GOAL OF THE EXERCISE: Print the data exactly as it is given, please.

ROWS:
☆ ☆ ☆ ☆ ☆ ☆ ☆

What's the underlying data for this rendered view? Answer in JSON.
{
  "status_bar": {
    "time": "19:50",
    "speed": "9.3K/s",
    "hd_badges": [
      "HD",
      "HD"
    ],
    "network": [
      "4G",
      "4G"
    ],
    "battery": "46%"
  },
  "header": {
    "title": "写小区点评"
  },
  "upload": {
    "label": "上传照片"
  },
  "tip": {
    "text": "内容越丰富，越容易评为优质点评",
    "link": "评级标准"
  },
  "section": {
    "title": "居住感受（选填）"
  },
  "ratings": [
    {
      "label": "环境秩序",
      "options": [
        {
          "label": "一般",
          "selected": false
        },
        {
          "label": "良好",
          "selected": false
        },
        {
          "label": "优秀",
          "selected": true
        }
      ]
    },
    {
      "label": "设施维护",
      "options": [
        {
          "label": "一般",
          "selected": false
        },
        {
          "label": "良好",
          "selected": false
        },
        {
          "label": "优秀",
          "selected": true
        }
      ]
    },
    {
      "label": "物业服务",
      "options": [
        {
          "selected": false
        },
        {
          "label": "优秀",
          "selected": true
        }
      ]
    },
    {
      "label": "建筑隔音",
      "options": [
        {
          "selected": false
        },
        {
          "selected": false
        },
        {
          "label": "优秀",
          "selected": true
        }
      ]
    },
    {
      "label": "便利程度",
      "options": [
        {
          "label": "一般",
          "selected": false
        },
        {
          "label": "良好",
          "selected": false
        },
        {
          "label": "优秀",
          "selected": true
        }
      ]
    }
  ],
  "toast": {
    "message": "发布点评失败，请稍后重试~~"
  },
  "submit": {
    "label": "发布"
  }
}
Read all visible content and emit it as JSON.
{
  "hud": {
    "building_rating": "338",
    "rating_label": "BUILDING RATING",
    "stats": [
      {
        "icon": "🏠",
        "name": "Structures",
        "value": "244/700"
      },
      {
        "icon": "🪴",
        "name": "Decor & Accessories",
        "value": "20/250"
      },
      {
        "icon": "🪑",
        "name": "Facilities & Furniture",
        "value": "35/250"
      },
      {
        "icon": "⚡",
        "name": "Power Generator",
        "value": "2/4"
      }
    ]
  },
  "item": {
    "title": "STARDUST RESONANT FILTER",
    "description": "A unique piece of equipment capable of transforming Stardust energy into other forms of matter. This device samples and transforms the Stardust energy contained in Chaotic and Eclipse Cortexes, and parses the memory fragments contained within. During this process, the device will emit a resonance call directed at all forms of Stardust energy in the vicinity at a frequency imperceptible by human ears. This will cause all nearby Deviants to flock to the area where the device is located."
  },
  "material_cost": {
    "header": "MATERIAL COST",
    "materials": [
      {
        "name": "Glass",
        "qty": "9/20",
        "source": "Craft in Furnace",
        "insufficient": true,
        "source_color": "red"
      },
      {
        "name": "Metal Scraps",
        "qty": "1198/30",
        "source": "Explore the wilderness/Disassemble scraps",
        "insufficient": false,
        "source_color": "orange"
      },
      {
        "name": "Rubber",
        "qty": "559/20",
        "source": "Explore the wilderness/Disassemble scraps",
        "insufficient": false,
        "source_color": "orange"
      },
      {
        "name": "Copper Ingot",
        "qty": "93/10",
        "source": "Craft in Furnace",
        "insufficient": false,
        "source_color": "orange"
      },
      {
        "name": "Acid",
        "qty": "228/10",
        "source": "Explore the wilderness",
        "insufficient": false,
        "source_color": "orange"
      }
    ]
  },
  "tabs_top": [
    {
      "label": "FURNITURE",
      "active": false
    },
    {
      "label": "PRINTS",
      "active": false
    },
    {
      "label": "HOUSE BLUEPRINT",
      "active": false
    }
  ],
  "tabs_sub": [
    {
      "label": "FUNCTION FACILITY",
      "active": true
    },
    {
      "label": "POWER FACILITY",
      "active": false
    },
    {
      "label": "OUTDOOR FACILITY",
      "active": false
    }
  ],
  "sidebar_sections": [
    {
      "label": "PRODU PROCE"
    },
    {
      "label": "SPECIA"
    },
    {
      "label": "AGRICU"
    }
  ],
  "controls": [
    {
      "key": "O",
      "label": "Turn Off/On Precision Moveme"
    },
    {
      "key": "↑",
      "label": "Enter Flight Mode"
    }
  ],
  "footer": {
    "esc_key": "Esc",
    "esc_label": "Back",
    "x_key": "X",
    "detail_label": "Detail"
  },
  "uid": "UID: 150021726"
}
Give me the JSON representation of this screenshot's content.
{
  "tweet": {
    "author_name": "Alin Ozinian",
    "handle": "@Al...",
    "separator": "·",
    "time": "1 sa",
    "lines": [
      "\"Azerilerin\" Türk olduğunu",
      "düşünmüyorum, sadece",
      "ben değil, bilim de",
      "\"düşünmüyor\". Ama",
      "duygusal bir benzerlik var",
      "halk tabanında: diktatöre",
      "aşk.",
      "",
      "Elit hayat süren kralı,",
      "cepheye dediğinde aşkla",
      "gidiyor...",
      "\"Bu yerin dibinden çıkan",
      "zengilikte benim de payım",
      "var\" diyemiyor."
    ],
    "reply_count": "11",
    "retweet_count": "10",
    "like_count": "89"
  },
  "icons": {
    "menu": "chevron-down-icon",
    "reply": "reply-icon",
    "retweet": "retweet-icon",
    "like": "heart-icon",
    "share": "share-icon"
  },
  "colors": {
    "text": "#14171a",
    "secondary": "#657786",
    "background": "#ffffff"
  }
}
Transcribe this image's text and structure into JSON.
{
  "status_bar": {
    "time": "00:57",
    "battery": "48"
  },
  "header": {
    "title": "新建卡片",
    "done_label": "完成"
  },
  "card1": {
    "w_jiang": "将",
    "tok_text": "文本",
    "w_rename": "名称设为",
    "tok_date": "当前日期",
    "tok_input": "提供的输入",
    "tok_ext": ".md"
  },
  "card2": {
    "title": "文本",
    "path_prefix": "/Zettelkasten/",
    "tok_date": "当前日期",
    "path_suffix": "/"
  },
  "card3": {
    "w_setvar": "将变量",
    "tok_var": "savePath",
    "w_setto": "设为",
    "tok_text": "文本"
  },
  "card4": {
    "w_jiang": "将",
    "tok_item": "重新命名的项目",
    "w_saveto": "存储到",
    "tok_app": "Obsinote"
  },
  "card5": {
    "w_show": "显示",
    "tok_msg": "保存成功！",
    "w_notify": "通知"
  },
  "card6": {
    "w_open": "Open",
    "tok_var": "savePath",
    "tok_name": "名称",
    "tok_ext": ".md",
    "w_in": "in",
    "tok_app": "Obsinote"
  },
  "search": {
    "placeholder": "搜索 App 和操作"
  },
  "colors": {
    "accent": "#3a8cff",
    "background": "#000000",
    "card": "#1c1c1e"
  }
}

☆ ☆ ☆ ☆ ☆ ☆ ☆

RESPONSE TO THE TASK:
What's the underlying data for this rendered view? Answer in JSON.
{
  "status_bar": {
    "time": "19:50",
    "speed": "9.3K/s",
    "hd_badges": [
      "HD",
      "HD"
    ],
    "network": [
      "4G",
      "4G"
    ],
    "battery": "46%"
  },
  "header": {
    "title": "写小区点评"
  },
  "upload": {
    "label": "上传照片"
  },
  "tip": {
    "text": "内容越丰富，越容易评为优质点评",
    "link": "评级标准"
  },
  "section": {
    "title": "居住感受（选填）"
  },
  "ratings": [
    {
      "label": "环境秩序",
      "options": [
        {
          "label": "一般",
          "selected": false
        },
        {
          "label": "良好",
          "selected": false
        },
        {
          "label": "优秀",
          "selected": true
        }
      ]
    },
    {
      "label": "设施维护",
      "options": [
        {
          "label": "一般",
          "selected": false
        },
        {
          "label": "良好",
          "selected": false
        },
        {
          "label": "优秀",
          "selected": true
        }
      ]
    },
    {
      "label": "物业服务",
      "options": [
        {
          "selected": false
        },
        {
          "label": "优秀",
          "selected": true
        }
      ]
    },
    {
      "label": "建筑隔音",
      "options": [
        {
          "selected": false
        },
        {
          "selected": false
        },
        {
          "label": "优秀",
          "selected": true
        }
      ]
    },
    {
      "label": "便利程度",
      "options": [
        {
          "label": "一般",
          "selected": false
        },
        {
          "label": "良好",
          "selected": false
        },
        {
          "label": "优秀",
          "selected": true
        }
      ]
    }
  ],
  "toast": {
    "message": "发布点评失败，请稍后重试~~"
  },
  "submit": {
    "label": "发布"
  }
}
Read all visible content and emit it as JSON.
{
  "hud": {
    "building_rating": "338",
    "rating_label": "BUILDING RATING",
    "stats": [
      {
        "icon": "🏠",
        "name": "Structures",
        "value": "244/700"
      },
      {
        "icon": "🪴",
        "name": "Decor & Accessories",
        "value": "20/250"
      },
      {
        "icon": "🪑",
        "name": "Facilities & Furniture",
        "value": "35/250"
      },
      {
        "icon": "⚡",
        "name": "Power Generator",
        "value": "2/4"
      }
    ]
  },
  "item": {
    "title": "STARDUST RESONANT FILTER",
    "description": "A unique piece of equipment capable of transforming Stardust energy into other forms of matter. This device samples and transforms the Stardust energy contained in Chaotic and Eclipse Cortexes, and parses the memory fragments contained within. During this process, the device will emit a resonance call directed at all forms of Stardust energy in the vicinity at a frequency imperceptible by human ears. This will cause all nearby Deviants to flock to the area where the device is located."
  },
  "material_cost": {
    "header": "MATERIAL COST",
    "materials": [
      {
        "name": "Glass",
        "qty": "9/20",
        "source": "Craft in Furnace",
        "insufficient": true,
        "source_color": "red"
      },
      {
        "name": "Metal Scraps",
        "qty": "1198/30",
        "source": "Explore the wilderness/Disassemble scraps",
        "insufficient": false,
        "source_color": "orange"
      },
      {
        "name": "Rubber",
        "qty": "559/20",
        "source": "Explore the wilderness/Disassemble scraps",
        "insufficient": false,
        "source_color": "orange"
      },
      {
        "name": "Copper Ingot",
        "qty": "93/10",
        "source": "Craft in Furnace",
        "insufficient": false,
        "source_color": "orange"
      },
      {
        "name": "Acid",
        "qty": "228/10",
        "source": "Explore the wilderness",
        "insufficient": false,
        "source_color": "orange"
      }
    ]
  },
  "tabs_top": [
    {
      "label": "FURNITURE",
      "active": false
    },
    {
      "label": "PRINTS",
      "active": false
    },
    {
      "label": "HOUSE BLUEPRINT",
      "active": false
    }
  ],
  "tabs_sub": [
    {
      "label": "FUNCTION FACILITY",
      "active": true
    },
    {
      "label": "POWER FACILITY",
      "active": false
    },
    {
      "label": "OUTDOOR FACILITY",
      "active": false
    }
  ],
  "sidebar_sections": [
    {
      "label": "PRODU PROCE"
    },
    {
      "label": "SPECIA"
    },
    {
      "label": "AGRICU"
    }
  ],
  "controls": [
    {
      "key": "O",
      "label": "Turn Off/On Precision Moveme"
    },
    {
      "key": "↑",
      "label": "Enter Flight Mode"
    }
  ],
  "footer": {
    "esc_key": "Esc",
    "esc_label": "Back",
    "x_key": "X",
    "detail_label": "Detail"
  },
  "uid": "UID: 150021726"
}
Give me the JSON representation of this screenshot's content.
{
  "tweet": {
    "author_name": "Alin Ozinian",
    "handle": "@Al...",
    "separator": "·",
    "time": "1 sa",
    "lines": [
      "\"Azerilerin\" Türk olduğunu",
      "düşünmüyorum, sadece",
      "ben değil, bilim de",
      "\"düşünmüyor\". Ama",
      "duygusal bir benzerlik var",
      "halk tabanında: diktatöre",
      "aşk.",
      "",
      "Elit hayat süren kralı,",
      "cepheye dediğinde aşkla",
      "gidiyor...",
      "\"Bu yerin dibinden çıkan",
      "zengilikte benim de payım",
      "var\" diyemiyor."
    ],
    "reply_count": "11",
    "retweet_count": "10",
    "like_count": "89"
  },
  "icons": {
    "menu": "chevron-down-icon",
    "reply": "reply-icon",
    "retweet": "retweet-icon",
    "like": "heart-icon",
    "share": "share-icon"
  },
  "colors": {
    "text": "#14171a",
    "secondary": "#657786",
    "background": "#ffffff"
  }
}
Transcribe this image's text and structure into JSON.
{
  "status_bar": {
    "time": "00:57",
    "battery": "48"
  },
  "header": {
    "title": "新建卡片",
    "done_label": "完成"
  },
  "card1": {
    "w_jiang": "将",
    "tok_text": "文本",
    "w_rename": "名称设为",
    "tok_date": "当前日期",
    "tok_input": "提供的输入",
    "tok_ext": ".md"
  },
  "card2": {
    "title": "文本",
    "path_prefix": "/Zettelkasten/",
    "tok_date": "当前日期",
    "path_suffix": "/"
  },
  "card3": {
    "w_setvar": "将变量",
    "tok_var": "savePath",
    "w_setto": "设为",
    "tok_text": "文本"
  },
  "card4": {
    "w_jiang": "将",
    "tok_item": "重新命名的项目",
    "w_saveto": "存储到",
    "tok_app": "Obsinote"
  },
  "card5": {
    "w_show": "显示",
    "tok_msg": "保存成功！",
    "w_notify": "通知"
  },
  "card6": {
    "w_open": "Open",
    "tok_var": "savePath",
    "tok_name": "名称",
    "tok_ext": ".md",
    "w_in": "in",
    "tok_app": "Obsinote"
  },
  "search": {
    "placeholder": "搜索 App 和操作"
  },
  "colors": {
    "accent": "#3a8cff",
    "background": "#000000",
    "card": "#1c1c1e"
  }
}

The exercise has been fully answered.